Dataset records
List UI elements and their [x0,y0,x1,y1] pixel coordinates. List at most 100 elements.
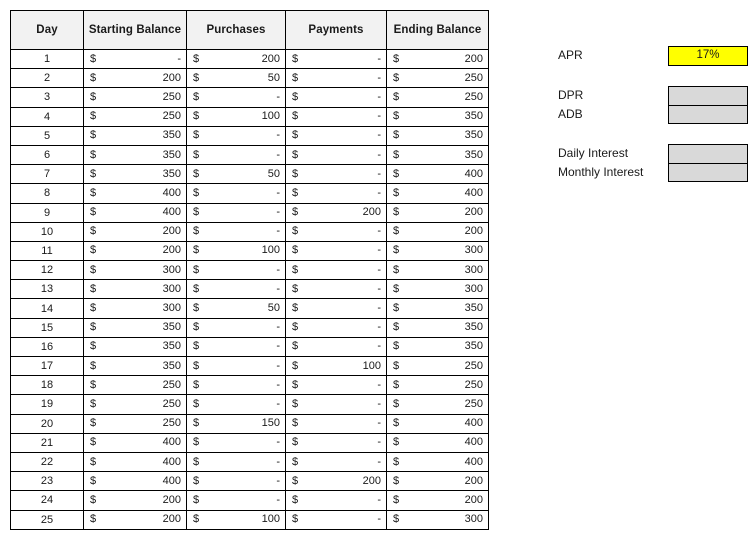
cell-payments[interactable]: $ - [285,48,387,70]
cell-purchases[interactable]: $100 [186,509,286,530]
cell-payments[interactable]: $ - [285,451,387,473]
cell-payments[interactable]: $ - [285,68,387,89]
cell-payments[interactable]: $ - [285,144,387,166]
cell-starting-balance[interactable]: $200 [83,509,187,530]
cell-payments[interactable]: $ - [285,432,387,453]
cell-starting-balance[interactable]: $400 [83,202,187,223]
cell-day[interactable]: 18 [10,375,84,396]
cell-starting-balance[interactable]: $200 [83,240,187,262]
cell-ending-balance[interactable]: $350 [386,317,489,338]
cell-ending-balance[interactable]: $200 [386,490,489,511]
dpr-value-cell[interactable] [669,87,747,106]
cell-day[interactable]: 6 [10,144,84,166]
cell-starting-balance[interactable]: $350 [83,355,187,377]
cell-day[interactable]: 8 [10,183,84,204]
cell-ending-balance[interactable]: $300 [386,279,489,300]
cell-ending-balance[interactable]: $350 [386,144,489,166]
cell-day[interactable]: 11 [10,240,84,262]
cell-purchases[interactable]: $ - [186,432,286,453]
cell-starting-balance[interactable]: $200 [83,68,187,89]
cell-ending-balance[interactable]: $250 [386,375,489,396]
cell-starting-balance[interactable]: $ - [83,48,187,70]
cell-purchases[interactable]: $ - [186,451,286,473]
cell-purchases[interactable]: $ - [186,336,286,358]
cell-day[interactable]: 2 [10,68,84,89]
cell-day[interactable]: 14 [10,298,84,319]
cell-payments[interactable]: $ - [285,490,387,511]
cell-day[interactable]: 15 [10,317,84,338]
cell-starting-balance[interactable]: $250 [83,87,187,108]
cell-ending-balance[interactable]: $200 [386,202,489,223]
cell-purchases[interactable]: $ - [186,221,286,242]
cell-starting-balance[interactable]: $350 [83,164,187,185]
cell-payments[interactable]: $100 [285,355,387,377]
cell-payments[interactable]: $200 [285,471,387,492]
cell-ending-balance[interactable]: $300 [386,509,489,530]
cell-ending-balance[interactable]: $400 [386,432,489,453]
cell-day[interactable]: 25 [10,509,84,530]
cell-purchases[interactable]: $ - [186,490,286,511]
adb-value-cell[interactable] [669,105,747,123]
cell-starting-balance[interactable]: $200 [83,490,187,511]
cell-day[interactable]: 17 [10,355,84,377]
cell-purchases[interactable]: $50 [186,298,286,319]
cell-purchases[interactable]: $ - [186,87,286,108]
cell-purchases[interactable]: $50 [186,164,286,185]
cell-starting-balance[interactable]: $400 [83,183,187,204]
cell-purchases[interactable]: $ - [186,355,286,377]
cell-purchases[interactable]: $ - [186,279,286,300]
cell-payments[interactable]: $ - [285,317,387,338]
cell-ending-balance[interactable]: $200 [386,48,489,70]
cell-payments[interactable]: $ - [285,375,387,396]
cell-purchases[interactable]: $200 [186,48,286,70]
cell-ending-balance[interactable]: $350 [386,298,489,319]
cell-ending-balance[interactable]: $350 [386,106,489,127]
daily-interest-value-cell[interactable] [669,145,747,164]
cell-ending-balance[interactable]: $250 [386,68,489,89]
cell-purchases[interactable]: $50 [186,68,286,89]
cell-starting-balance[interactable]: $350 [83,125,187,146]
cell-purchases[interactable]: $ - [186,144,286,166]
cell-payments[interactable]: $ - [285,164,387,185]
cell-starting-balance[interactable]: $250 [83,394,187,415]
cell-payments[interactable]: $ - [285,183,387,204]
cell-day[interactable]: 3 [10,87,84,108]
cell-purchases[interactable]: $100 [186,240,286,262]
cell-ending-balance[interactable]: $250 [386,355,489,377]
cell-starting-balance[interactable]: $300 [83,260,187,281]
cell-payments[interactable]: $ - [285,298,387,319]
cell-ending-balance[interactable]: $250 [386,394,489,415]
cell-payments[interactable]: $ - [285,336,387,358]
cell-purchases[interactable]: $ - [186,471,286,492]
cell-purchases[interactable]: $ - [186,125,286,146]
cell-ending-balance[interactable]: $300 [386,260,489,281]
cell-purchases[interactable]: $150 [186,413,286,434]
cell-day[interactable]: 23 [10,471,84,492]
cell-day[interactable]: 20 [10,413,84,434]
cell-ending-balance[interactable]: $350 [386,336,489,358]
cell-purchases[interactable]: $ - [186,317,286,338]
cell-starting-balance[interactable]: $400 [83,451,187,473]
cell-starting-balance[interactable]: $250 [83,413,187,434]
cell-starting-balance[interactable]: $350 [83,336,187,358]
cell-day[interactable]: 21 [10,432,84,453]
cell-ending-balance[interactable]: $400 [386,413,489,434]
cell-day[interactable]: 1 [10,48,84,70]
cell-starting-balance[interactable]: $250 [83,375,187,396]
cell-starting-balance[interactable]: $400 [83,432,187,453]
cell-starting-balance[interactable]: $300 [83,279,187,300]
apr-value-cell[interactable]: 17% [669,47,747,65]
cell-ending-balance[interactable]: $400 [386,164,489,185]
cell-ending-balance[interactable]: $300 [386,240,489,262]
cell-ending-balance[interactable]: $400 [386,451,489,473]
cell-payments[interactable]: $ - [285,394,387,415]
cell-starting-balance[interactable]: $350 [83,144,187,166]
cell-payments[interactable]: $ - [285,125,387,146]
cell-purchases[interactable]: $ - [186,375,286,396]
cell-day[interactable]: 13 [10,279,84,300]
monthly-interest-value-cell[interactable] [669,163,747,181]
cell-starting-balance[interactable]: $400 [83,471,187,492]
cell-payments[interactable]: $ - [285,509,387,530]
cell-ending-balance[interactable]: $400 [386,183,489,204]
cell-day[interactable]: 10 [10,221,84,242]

...

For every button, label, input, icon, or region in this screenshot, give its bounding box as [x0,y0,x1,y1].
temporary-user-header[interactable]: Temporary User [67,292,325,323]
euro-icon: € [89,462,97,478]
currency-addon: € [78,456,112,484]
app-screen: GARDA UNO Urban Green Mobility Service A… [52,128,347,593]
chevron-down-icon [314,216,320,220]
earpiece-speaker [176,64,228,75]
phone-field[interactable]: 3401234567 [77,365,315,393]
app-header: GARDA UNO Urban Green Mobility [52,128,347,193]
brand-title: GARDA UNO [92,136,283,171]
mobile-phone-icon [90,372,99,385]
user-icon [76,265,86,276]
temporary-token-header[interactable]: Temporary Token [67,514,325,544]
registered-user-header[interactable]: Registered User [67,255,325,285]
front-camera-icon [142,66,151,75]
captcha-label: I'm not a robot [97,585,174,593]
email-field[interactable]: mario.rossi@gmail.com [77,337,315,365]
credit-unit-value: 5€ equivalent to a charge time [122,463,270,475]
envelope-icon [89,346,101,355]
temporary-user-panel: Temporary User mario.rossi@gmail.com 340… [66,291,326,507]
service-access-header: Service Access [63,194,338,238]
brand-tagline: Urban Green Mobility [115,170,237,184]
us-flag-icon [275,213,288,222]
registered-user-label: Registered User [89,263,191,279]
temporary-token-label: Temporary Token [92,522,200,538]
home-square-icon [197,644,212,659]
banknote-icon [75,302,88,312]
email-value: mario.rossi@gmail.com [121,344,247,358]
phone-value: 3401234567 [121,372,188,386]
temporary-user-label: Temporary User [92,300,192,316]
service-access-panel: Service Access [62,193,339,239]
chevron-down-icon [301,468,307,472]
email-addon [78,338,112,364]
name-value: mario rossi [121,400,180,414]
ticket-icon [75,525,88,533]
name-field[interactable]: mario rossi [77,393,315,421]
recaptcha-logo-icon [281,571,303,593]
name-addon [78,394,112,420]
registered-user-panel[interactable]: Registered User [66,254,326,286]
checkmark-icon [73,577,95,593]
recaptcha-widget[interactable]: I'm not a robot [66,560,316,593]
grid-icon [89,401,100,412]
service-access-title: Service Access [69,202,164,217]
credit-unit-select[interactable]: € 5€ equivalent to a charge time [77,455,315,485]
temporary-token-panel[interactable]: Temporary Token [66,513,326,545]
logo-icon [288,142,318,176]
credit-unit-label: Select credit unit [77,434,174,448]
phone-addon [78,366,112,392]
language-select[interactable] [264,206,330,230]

What this task involves
Rewrite the listing lines from the line with "cell-payments[interactable]: $ - [285,48,387,70]" to the line with "cell-starting-balance[interactable]: $200 [83,240,187,262]" as a Markdown table with the columns Row and Entry, numbering each row and skipping any blank lines.

Expected answer
| Row | Entry |
|---|---|
| 1 | cell-payments[interactable]: $ - [285,48,387,70] |
| 2 | cell-purchases[interactable]: $100 [186,509,286,530] |
| 3 | cell-payments[interactable]: $ - [285,451,387,473] |
| 4 | cell-payments[interactable]: $ - [285,68,387,89] |
| 5 | cell-payments[interactable]: $ - [285,144,387,166] |
| 6 | cell-starting-balance[interactable]: $200 [83,509,187,530] |
| 7 | cell-payments[interactable]: $ - [285,432,387,453] |
| 8 | cell-starting-balance[interactable]: $400 [83,202,187,223] |
| 9 | cell-day[interactable]: 18 [10,375,84,396] |
| 10 | cell-starting-balance[interactable]: $200 [83,240,187,262] |